→ **SHORT EXERCISE**: Write out every entry exactly as given, but omit the pictures.

■ ■ ■

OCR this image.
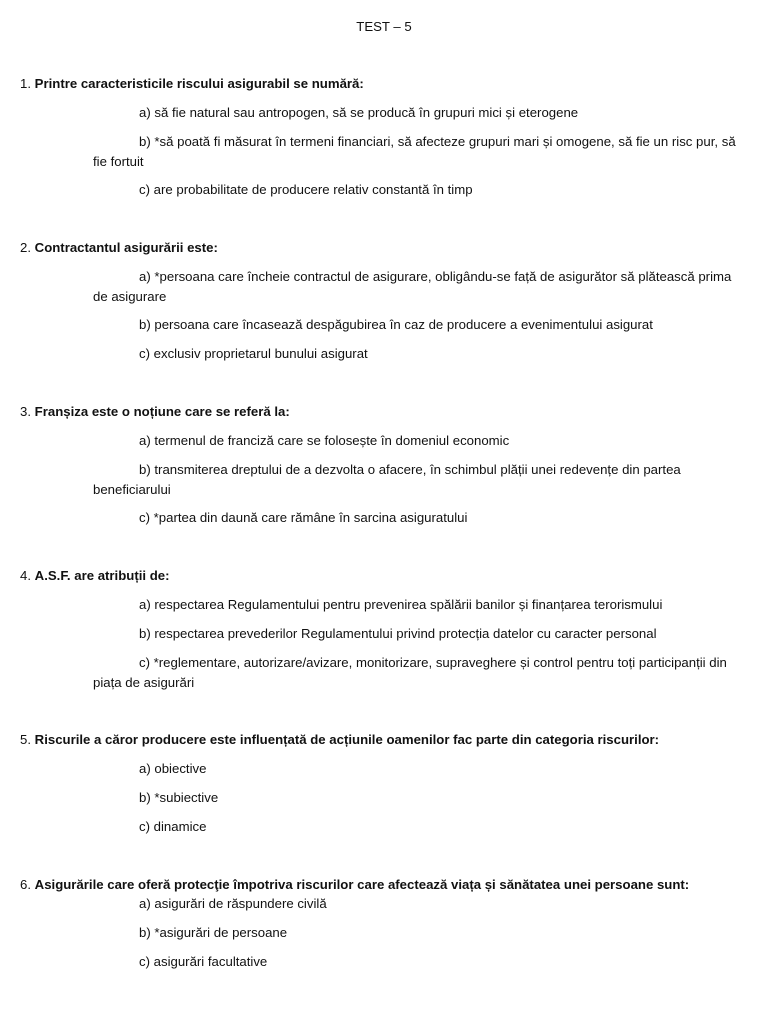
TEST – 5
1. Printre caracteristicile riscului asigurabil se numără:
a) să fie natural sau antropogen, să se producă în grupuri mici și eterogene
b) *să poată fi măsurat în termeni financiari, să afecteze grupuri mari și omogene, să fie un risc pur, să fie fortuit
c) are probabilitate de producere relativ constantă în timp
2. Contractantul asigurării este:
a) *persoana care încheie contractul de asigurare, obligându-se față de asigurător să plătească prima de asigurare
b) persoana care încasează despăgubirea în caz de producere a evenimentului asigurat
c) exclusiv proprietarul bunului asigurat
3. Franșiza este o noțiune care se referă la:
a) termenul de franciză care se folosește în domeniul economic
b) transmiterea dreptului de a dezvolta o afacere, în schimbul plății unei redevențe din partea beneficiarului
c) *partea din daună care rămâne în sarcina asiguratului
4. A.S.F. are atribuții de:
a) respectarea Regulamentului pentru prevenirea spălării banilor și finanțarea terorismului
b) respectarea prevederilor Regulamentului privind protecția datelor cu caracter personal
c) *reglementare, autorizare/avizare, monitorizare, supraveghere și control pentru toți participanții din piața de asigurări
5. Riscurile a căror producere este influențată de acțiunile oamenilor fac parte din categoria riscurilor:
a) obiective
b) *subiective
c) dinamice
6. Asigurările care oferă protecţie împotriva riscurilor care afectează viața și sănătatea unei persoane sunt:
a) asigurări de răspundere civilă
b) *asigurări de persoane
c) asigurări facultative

■ ■ ■

→ **RESULT OF THE TASK**:
OCR this image.
TEST – 5
1. Printre caracteristicile riscului asigurabil se numără:
a) să fie natural sau antropogen, să se producă în grupuri mici și eterogene
b) *să poată fi măsurat în termeni financiari, să afecteze grupuri mari și omogene, să fie un risc pur, să fie fortuit
c) are probabilitate de producere relativ constantă în timp
2. Contractantul asigurării este:
a) *persoana care încheie contractul de asigurare, obligându-se față de asigurător să plătească prima de asigurare
b) persoana care încasează despăgubirea în caz de producere a evenimentului asigurat
c) exclusiv proprietarul bunului asigurat
3. Franșiza este o noțiune care se referă la:
a) termenul de franciză care se folosește în domeniul economic
b) transmiterea dreptului de a dezvolta o afacere, în schimbul plății unei redevențe din partea beneficiarului
c) *partea din daună care rămâne în sarcina asiguratului
4. A.S.F. are atribuții de:
a) respectarea Regulamentului pentru prevenirea spălării banilor și finanțarea terorismului
b) respectarea prevederilor Regulamentului privind protecția datelor cu caracter personal
c) *reglementare, autorizare/avizare, monitorizare, supraveghere și control pentru toți participanții din piața de asigurări
5. Riscurile a căror producere este influențată de acțiunile oamenilor fac parte din categoria riscurilor:
a) obiective
b) *subiective
c) dinamice
6. Asigurările care oferă protecţie împotriva riscurilor care afectează viața și sănătatea unei persoane sunt:
a) asigurări de răspundere civilă
b) *asigurări de persoane
c) asigurări facultative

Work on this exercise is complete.